▶ [WORK TO BE COMPLETED]:
Narrow the data below down to the lines containing "true".

━━ LISTED RECORDS ━━

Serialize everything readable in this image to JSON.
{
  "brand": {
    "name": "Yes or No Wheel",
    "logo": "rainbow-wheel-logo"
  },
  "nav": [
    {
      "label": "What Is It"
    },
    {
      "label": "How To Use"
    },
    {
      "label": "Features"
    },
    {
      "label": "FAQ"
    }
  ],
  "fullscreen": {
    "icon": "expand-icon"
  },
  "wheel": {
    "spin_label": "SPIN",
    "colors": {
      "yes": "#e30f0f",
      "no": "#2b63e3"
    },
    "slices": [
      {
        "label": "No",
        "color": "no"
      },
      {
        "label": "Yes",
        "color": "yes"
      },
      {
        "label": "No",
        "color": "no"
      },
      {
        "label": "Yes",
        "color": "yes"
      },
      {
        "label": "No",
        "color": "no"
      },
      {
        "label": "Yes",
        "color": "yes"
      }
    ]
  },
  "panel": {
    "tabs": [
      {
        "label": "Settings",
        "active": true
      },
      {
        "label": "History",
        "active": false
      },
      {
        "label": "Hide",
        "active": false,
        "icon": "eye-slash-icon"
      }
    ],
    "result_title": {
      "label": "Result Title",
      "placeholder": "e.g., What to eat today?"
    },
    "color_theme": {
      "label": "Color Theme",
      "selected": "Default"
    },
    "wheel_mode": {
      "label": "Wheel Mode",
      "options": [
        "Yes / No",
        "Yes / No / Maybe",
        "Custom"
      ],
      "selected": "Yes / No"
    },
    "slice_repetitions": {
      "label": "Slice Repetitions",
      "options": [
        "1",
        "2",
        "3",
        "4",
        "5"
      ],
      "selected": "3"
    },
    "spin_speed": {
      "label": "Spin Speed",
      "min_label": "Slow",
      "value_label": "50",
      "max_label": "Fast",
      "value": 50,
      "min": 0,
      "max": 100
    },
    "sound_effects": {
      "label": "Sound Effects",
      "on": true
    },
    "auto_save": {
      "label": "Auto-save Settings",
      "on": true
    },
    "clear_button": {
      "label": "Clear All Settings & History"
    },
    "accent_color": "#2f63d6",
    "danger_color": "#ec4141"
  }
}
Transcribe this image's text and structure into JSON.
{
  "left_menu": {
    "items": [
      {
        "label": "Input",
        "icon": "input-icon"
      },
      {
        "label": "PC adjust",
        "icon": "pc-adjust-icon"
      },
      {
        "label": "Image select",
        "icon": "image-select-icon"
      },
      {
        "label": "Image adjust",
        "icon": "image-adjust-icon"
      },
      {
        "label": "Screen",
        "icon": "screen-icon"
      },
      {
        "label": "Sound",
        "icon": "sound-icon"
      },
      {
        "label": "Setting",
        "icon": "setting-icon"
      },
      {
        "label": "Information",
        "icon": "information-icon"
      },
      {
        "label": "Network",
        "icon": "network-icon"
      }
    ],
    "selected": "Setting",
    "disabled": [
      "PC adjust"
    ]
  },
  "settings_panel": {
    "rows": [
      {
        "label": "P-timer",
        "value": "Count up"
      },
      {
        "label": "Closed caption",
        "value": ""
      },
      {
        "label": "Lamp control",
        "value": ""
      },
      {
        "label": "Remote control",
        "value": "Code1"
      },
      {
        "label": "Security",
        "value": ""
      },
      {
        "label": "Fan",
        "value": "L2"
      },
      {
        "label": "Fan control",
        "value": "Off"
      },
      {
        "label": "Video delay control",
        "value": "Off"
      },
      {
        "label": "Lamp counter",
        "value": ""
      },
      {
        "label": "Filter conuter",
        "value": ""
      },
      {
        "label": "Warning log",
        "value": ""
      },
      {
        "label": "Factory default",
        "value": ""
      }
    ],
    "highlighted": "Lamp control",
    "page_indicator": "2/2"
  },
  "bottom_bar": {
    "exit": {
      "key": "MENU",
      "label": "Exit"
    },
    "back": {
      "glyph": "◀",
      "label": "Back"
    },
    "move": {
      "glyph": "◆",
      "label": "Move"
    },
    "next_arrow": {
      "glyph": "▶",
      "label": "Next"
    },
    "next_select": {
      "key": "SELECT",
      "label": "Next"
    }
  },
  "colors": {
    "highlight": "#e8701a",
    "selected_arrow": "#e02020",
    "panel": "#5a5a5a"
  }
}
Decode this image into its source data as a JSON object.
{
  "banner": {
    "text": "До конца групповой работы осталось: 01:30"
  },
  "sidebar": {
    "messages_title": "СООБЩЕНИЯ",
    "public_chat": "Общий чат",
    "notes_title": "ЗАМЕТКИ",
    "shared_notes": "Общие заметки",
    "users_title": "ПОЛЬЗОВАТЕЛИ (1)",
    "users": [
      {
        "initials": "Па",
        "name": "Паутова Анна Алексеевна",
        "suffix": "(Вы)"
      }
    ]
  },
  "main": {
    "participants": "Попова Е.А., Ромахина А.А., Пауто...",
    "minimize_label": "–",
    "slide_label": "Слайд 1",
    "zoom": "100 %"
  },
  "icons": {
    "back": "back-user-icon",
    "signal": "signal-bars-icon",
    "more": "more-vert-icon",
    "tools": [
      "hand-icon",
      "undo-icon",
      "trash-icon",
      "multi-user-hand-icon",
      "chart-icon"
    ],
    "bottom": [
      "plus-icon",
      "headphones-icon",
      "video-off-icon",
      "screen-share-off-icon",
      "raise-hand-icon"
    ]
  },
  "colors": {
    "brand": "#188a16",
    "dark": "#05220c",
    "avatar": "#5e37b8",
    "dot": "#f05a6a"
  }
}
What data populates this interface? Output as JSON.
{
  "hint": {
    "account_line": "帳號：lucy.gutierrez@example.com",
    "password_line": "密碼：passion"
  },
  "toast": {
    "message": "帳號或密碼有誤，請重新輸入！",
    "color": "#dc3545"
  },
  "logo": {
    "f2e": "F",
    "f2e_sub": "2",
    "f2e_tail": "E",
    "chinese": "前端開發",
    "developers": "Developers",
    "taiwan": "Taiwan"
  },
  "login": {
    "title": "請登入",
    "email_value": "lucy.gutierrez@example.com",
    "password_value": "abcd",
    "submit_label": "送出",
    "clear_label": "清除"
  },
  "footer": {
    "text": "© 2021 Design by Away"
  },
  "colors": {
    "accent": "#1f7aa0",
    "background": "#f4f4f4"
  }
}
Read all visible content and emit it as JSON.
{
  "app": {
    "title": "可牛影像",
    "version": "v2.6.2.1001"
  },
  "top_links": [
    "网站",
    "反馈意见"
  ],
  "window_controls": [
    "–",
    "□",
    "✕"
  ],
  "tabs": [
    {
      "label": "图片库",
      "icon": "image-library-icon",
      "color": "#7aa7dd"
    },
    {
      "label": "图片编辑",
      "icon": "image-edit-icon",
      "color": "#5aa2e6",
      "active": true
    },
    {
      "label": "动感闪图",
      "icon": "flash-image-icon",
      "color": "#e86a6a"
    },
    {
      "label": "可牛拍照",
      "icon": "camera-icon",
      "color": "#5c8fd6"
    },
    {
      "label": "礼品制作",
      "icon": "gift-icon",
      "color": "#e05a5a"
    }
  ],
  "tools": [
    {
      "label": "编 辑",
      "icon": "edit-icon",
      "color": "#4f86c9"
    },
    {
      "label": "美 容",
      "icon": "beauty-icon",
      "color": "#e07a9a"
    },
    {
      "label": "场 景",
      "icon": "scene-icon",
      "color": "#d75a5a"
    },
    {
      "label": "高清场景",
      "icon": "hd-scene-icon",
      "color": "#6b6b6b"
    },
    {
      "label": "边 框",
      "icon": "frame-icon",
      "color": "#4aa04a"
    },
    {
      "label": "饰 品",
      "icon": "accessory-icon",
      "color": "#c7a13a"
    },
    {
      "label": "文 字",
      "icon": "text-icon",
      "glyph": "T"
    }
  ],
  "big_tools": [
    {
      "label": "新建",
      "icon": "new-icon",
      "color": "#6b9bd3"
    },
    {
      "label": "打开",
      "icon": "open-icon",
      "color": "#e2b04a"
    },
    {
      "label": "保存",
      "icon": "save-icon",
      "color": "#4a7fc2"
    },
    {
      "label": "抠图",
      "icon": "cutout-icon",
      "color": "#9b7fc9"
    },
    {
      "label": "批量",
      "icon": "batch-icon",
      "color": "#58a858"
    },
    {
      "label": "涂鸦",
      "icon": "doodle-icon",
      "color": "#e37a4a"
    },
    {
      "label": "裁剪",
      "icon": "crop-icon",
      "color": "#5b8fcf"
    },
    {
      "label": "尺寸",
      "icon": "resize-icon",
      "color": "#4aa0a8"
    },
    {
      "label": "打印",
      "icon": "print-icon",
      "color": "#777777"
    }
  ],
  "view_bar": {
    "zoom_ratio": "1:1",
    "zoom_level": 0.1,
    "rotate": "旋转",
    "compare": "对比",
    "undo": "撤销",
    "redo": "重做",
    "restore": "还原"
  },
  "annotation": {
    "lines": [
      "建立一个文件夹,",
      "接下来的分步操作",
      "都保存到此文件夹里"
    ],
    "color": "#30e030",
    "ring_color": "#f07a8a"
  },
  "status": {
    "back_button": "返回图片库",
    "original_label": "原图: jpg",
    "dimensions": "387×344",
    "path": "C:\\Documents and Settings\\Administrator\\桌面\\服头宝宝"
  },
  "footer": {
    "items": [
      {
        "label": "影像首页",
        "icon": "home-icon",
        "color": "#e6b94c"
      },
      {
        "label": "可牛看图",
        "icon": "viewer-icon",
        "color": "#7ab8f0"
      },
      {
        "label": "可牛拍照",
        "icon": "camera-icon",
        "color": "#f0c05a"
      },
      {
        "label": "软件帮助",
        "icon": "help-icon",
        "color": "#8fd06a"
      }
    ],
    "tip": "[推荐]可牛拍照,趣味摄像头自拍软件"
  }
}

━━━

▶ [RESULT OF THE EXERCISE]:
        "active": true
      "on": true
      "on": true
      "active": true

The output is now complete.